* Work to complete
A single number is the answer here: how many lines of the entries contain "货币产生后"?

Stored data
"""

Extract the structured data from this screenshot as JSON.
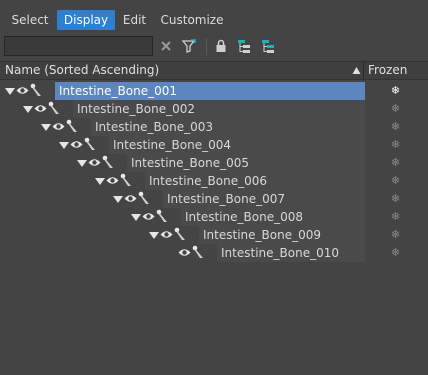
{
  "menu": [
    {
      "label": "Select",
      "active": false
    },
    {
      "label": "Display",
      "active": true
    },
    {
      "label": "Edit",
      "active": false
    },
    {
      "label": "Customize",
      "active": false
    }
  ],
  "toolbar": {
    "search_value": "",
    "icons": [
      "clear-filter-icon",
      "filter-icon",
      "lock-icon",
      "hierarchy-icon",
      "hierarchy-expand-icon"
    ]
  },
  "header": {
    "name_column": "Name (Sorted Ascending)",
    "frozen_column": "Frozen"
  },
  "rows": [
    {
      "label": "Intestine_Bone_001",
      "depth": 0,
      "expanded": true,
      "selected": true,
      "frozen": "❄"
    },
    {
      "label": "Intestine_Bone_002",
      "depth": 1,
      "expanded": true,
      "selected": false,
      "frozen": "❄"
    },
    {
      "label": "Intestine_Bone_003",
      "depth": 2,
      "expanded": true,
      "selected": false,
      "frozen": "❄"
    },
    {
      "label": "Intestine_Bone_004",
      "depth": 3,
      "expanded": true,
      "selected": false,
      "frozen": "❄"
    },
    {
      "label": "Intestine_Bone_005",
      "depth": 4,
      "expanded": true,
      "selected": false,
      "frozen": "❄"
    },
    {
      "label": "Intestine_Bone_006",
      "depth": 5,
      "expanded": true,
      "selected": false,
      "frozen": "❄"
    },
    {
      "label": "Intestine_Bone_007",
      "depth": 6,
      "expanded": true,
      "selected": false,
      "frozen": "❄"
    },
    {
      "label": "Intestine_Bone_008",
      "depth": 7,
      "expanded": true,
      "selected": false,
      "frozen": "❄"
    },
    {
      "label": "Intestine_Bone_009",
      "depth": 8,
      "expanded": true,
      "selected": false,
      "frozen": "❄"
    },
    {
      "label": "Intestine_Bone_010",
      "depth": 9,
      "expanded": false,
      "selected": false,
      "frozen": "❄"
    }
  ],
  "colors": {
    "background": "#444444",
    "menu_active": "#2f7fd1",
    "selected_row": "#5b86bf",
    "accent_cyan": "#19b3b3"
  }
}
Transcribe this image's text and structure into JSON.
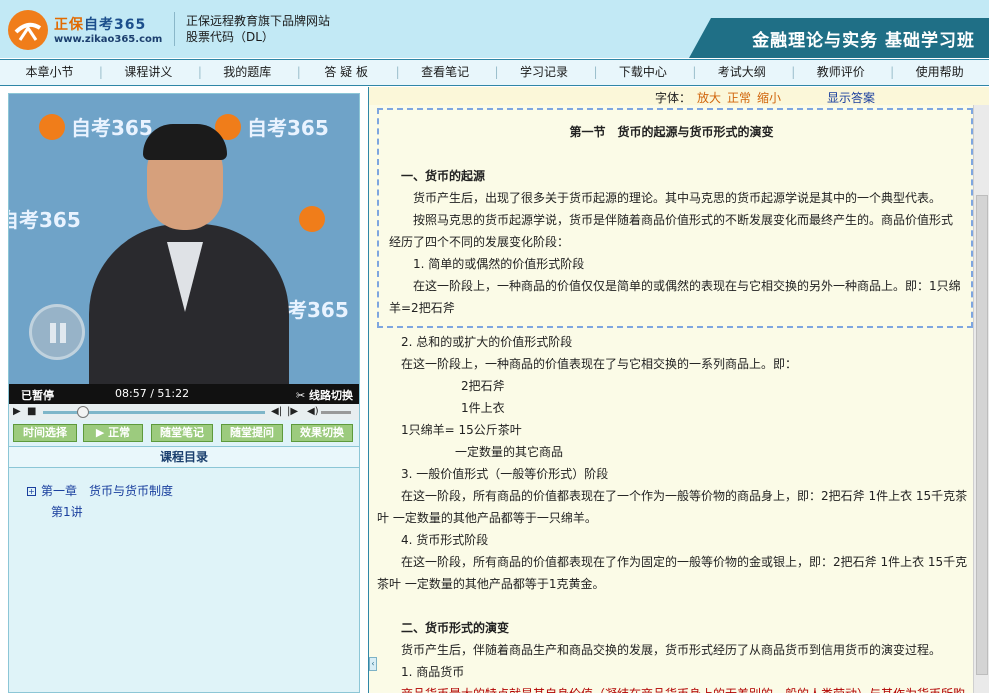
{
  "header": {
    "brand_main": "正保",
    "brand_sub": "自考365",
    "brand_url": "www.zikao365.com",
    "tagline": "正保远程教育旗下品牌网站",
    "stock": "股票代码（DL）",
    "course": "金融理论与实务 基础学习班"
  },
  "nav": [
    "本章小节",
    "课程讲义",
    "我的题库",
    "答 疑 板",
    "查看笔记",
    "学习记录",
    "下载中心",
    "考试大纲",
    "教师评价",
    "使用帮助"
  ],
  "video": {
    "watermark": "自考365",
    "watermark_url": "zikao365.com",
    "status": "已暂停",
    "time": "08:57 / 51:22",
    "switch": "线路切换",
    "progress": 0.178,
    "buttons": [
      "时间选择",
      "正常",
      "随堂笔记",
      "随堂提问",
      "效果切换"
    ]
  },
  "toc": {
    "heading": "课程目录",
    "chapter": "第一章　货币与货币制度",
    "lesson": "第1讲"
  },
  "toolbar": {
    "font_label": "字体：",
    "big": "放大",
    "normal": "正常",
    "small": "缩小",
    "answer": "显示答案"
  },
  "content": {
    "title": "第一节　货币的起源与货币形式的演变",
    "lines": [
      "一、货币的起源",
      "货币产生后，出现了很多关于货币起源的理论。其中马克思的货币起源学说是其中的一个典型代表。",
      "按照马克思的货币起源学说，货币是伴随着商品价值形式的不断发展变化而最终产生的。商品价值形式",
      "经历了四个不同的发展变化阶段：",
      "1. 简单的或偶然的价值形式阶段",
      "在这一阶段上，一种商品的价值仅仅是简单的或偶然的表现在与它相交换的另外一种商品上。即：1只绵",
      "羊=2把石斧",
      "2. 总和的或扩大的价值形式阶段",
      "在这一阶段上，一种商品的价值表现在了与它相交换的一系列商品上。即：",
      "2把石斧",
      "1件上衣",
      "1只绵羊= 15公斤茶叶",
      "一定数量的其它商品",
      "3. 一般价值形式（一般等价形式）阶段",
      "在这一阶段，所有商品的价值都表现在了一个作为一般等价物的商品身上，即：2把石斧 1件上衣 15千克茶",
      "叶 一定数量的其他产品都等于一只绵羊。",
      "4. 货币形式阶段",
      "在这一阶段，所有商品的价值都表现在了作为固定的一般等价物的金或银上，即：2把石斧 1件上衣 15千克",
      "茶叶 一定数量的其他产品都等于1克黄金。",
      "二、货币形式的演变",
      "货币产生后，伴随着商品生产和商品交换的发展，货币形式经历了从商品货币到信用货币的演变过程。",
      "1. 商品货币",
      "商品货币最大的特点就是其自身价值（凝结在商品货币身上的无差别的一般的人类劳动）与其作为货币所购"
    ]
  }
}
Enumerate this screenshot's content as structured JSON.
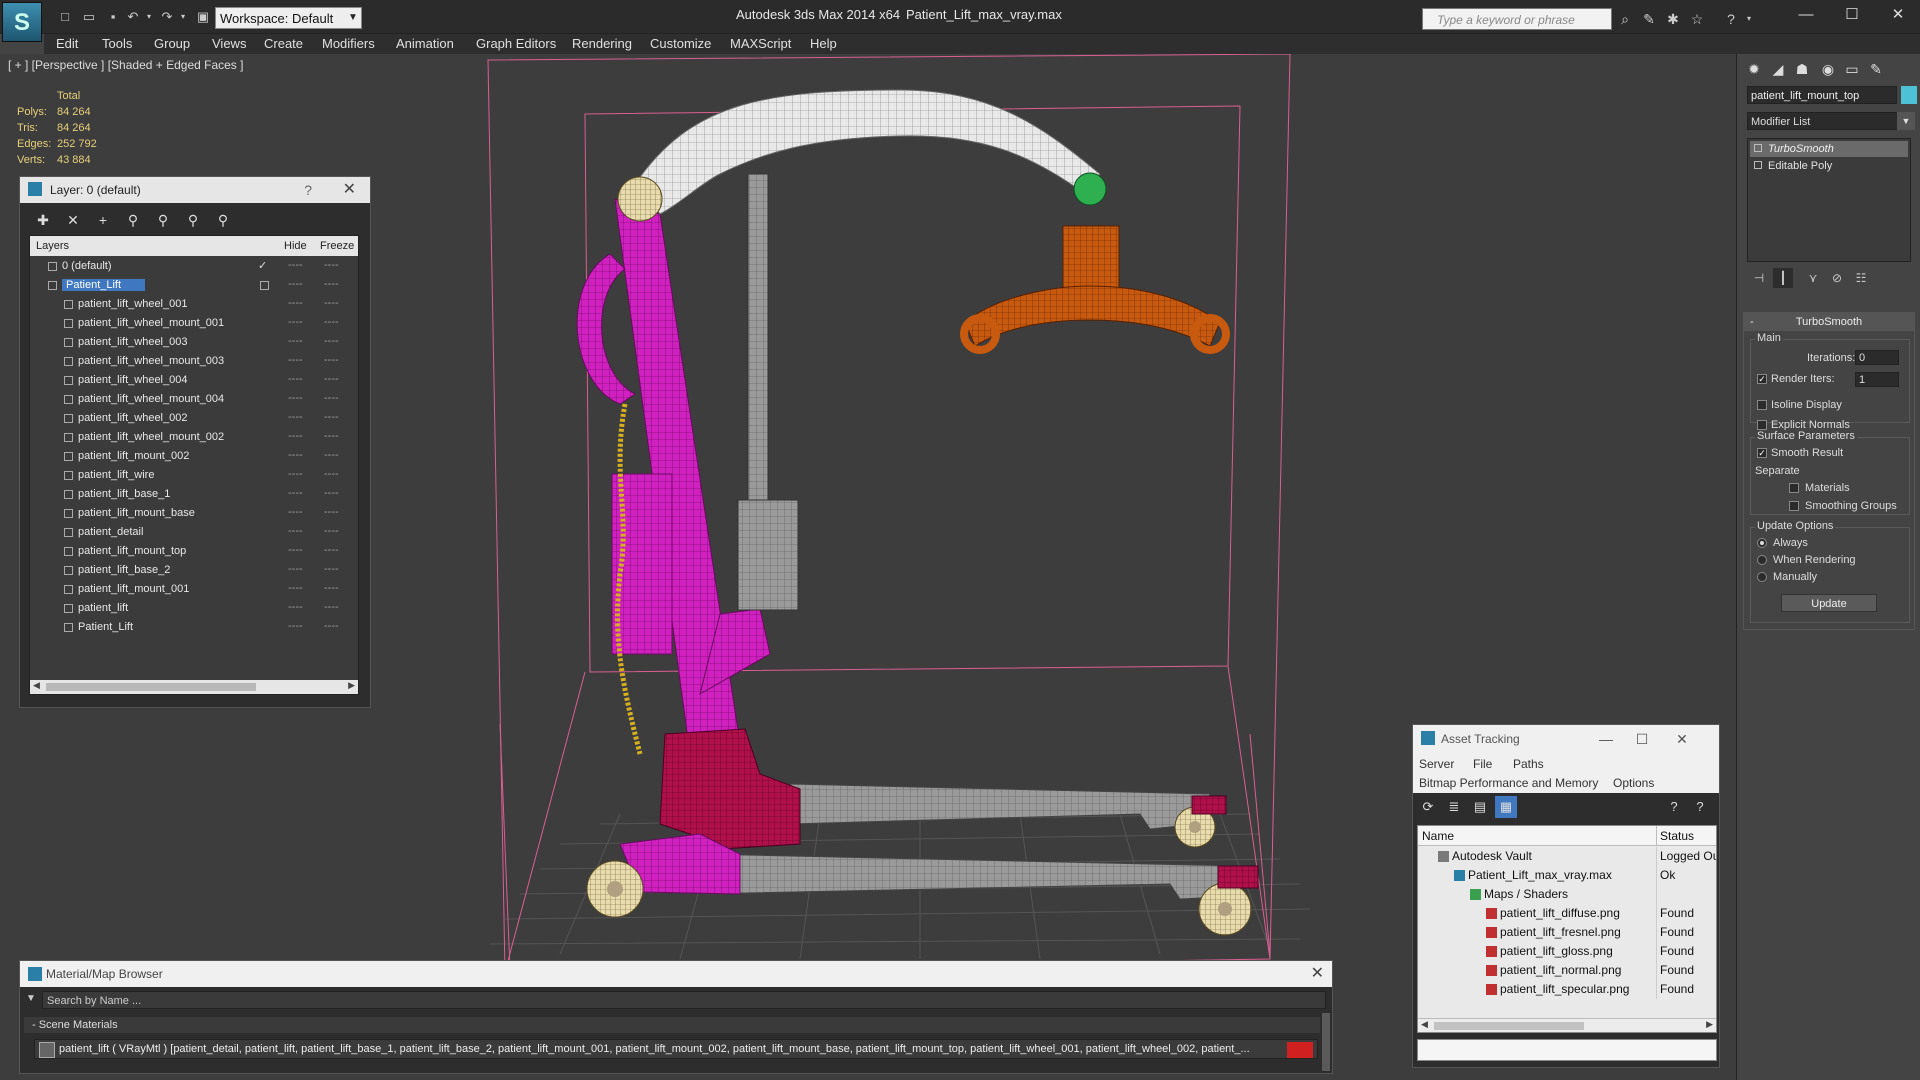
{
  "titlebar": {
    "app_title": "Autodesk 3ds Max  2014 x64",
    "file_title": "Patient_Lift_max_vray.max",
    "workspace": "Workspace: Default",
    "search_placeholder": "Type a keyword or phrase"
  },
  "menu": [
    "Edit",
    "Tools",
    "Group",
    "Views",
    "Create",
    "Modifiers",
    "Animation",
    "Graph Editors",
    "Rendering",
    "Customize",
    "MAXScript",
    "Help"
  ],
  "viewport": {
    "label": "[ + ] [Perspective ] [Shaded + Edged Faces ]",
    "stats": {
      "header": "Total",
      "polys_label": "Polys:",
      "polys": "84 264",
      "tris_label": "Tris:",
      "tris": "84 264",
      "edges_label": "Edges:",
      "edges": "252 792",
      "verts_label": "Verts:",
      "verts": "43 884"
    }
  },
  "layer_dialog": {
    "title": "Layer: 0 (default)",
    "help": "?",
    "columns": {
      "layers": "Layers",
      "hide": "Hide",
      "freeze": "Freeze"
    },
    "rows": [
      {
        "name": "0 (default)",
        "level": 0,
        "checked": true
      },
      {
        "name": "Patient_Lift",
        "level": 0,
        "selected": true
      },
      {
        "name": "patient_lift_wheel_001",
        "level": 1
      },
      {
        "name": "patient_lift_wheel_mount_001",
        "level": 1
      },
      {
        "name": "patient_lift_wheel_003",
        "level": 1
      },
      {
        "name": "patient_lift_wheel_mount_003",
        "level": 1
      },
      {
        "name": "patient_lift_wheel_004",
        "level": 1
      },
      {
        "name": "patient_lift_wheel_mount_004",
        "level": 1
      },
      {
        "name": "patient_lift_wheel_002",
        "level": 1
      },
      {
        "name": "patient_lift_wheel_mount_002",
        "level": 1
      },
      {
        "name": "patient_lift_mount_002",
        "level": 1
      },
      {
        "name": "patient_lift_wire",
        "level": 1
      },
      {
        "name": "patient_lift_base_1",
        "level": 1
      },
      {
        "name": "patient_lift_mount_base",
        "level": 1
      },
      {
        "name": "patient_detail",
        "level": 1
      },
      {
        "name": "patient_lift_mount_top",
        "level": 1
      },
      {
        "name": "patient_lift_base_2",
        "level": 1
      },
      {
        "name": "patient_lift_mount_001",
        "level": 1
      },
      {
        "name": "patient_lift",
        "level": 1
      },
      {
        "name": "Patient_Lift",
        "level": 1
      }
    ]
  },
  "command_panel": {
    "object_name": "patient_lift_mount_top",
    "object_color": "#4fc1d6",
    "modifier_list": "Modifier List",
    "stack": [
      "TurboSmooth",
      "Editable Poly"
    ],
    "rollout_title": "TurboSmooth",
    "main_group": "Main",
    "iterations_label": "Iterations:",
    "iterations": "0",
    "render_iters_label": "Render Iters:",
    "render_iters": "1",
    "isoline_display": "Isoline Display",
    "explicit_normals": "Explicit Normals",
    "surface_group": "Surface Parameters",
    "smooth_result": "Smooth Result",
    "separate_label": "Separate",
    "materials": "Materials",
    "smoothing_groups": "Smoothing Groups",
    "update_group": "Update Options",
    "always": "Always",
    "when_rendering": "When Rendering",
    "manually": "Manually",
    "update_button": "Update"
  },
  "asset_tracking": {
    "title": "Asset Tracking",
    "menu": {
      "server": "Server",
      "file": "File",
      "paths": "Paths",
      "bitmap": "Bitmap Performance and Memory",
      "options": "Options"
    },
    "columns": {
      "name": "Name",
      "status": "Status"
    },
    "rows": [
      {
        "name": "Autodesk Vault",
        "level": 1,
        "status": "Logged Out",
        "icon": "vault-icon"
      },
      {
        "name": "Patient_Lift_max_vray.max",
        "level": 2,
        "status": "Ok",
        "icon": "max-file-icon"
      },
      {
        "name": "Maps / Shaders",
        "level": 3,
        "status": "",
        "icon": "maps-icon"
      },
      {
        "name": "patient_lift_diffuse.png",
        "level": 4,
        "status": "Found",
        "icon": "png-icon"
      },
      {
        "name": "patient_lift_fresnel.png",
        "level": 4,
        "status": "Found",
        "icon": "png-icon"
      },
      {
        "name": "patient_lift_gloss.png",
        "level": 4,
        "status": "Found",
        "icon": "png-icon"
      },
      {
        "name": "patient_lift_normal.png",
        "level": 4,
        "status": "Found",
        "icon": "png-icon"
      },
      {
        "name": "patient_lift_specular.png",
        "level": 4,
        "status": "Found",
        "icon": "png-icon"
      }
    ]
  },
  "material_browser": {
    "title": "Material/Map Browser",
    "search_placeholder": "Search by Name ...",
    "group": "- Scene Materials",
    "entry": "patient_lift ( VRayMtl ) [patient_detail, patient_lift, patient_lift_base_1, patient_lift_base_2, patient_lift_mount_001, patient_lift_mount_002, patient_lift_mount_base, patient_lift_mount_top, patient_lift_wheel_001, patient_lift_wheel_002, patient_..."
  },
  "colors": {
    "accent_blue": "#3f78c0",
    "stats_text": "#e6d07a",
    "object_magenta": "#d020c0",
    "object_crimson": "#b0104a",
    "object_orange": "#c85a10",
    "object_cream": "#e8dcae",
    "object_white": "#e8e8e8",
    "object_grey": "#9a9a9a",
    "bbox_pink": "#d86090"
  }
}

"""

* Written answer
2